*INSTRUCTIONS TO FOLLOW*.
Leave the pictures out and print every record below exactly as it stands.

*MATERIAL SUPPLIED*.

◇ ◇ ◇

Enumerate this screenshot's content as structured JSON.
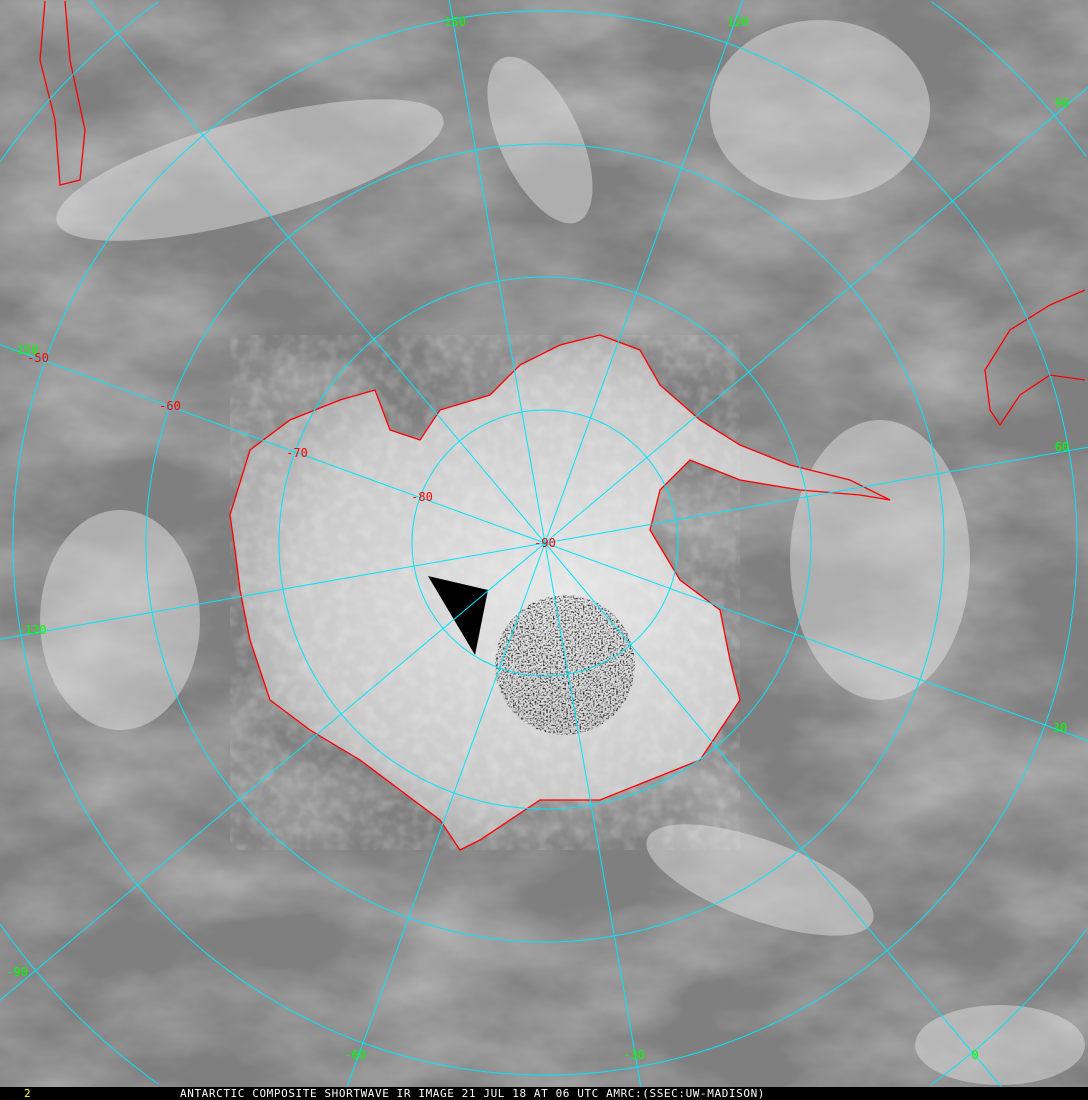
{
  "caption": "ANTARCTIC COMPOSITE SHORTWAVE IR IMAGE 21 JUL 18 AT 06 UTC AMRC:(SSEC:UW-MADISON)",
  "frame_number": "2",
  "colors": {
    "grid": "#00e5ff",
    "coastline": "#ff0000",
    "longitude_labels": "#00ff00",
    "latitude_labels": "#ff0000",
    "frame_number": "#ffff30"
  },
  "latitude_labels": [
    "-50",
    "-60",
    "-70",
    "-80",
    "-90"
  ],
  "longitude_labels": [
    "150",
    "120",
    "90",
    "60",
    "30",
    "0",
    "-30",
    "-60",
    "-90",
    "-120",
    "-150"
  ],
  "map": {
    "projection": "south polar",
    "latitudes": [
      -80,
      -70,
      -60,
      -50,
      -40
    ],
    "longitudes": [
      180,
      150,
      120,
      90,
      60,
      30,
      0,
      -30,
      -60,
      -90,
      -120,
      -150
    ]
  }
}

◇ ◇ ◇

*OUTPUT OF THE TASK*.
Enumerate this screenshot's content as structured JSON.
{
  "caption": "ANTARCTIC COMPOSITE SHORTWAVE IR IMAGE 21 JUL 18 AT 06 UTC AMRC:(SSEC:UW-MADISON)",
  "frame_number": "2",
  "colors": {
    "grid": "#00e5ff",
    "coastline": "#ff0000",
    "longitude_labels": "#00ff00",
    "latitude_labels": "#ff0000",
    "frame_number": "#ffff30"
  },
  "latitude_labels": [
    "-50",
    "-60",
    "-70",
    "-80",
    "-90"
  ],
  "longitude_labels": [
    "150",
    "120",
    "90",
    "60",
    "30",
    "0",
    "-30",
    "-60",
    "-90",
    "-120",
    "-150"
  ],
  "map": {
    "projection": "south polar",
    "latitudes": [
      -80,
      -70,
      -60,
      -50,
      -40
    ],
    "longitudes": [
      180,
      150,
      120,
      90,
      60,
      30,
      0,
      -30,
      -60,
      -90,
      -120,
      -150
    ]
  }
}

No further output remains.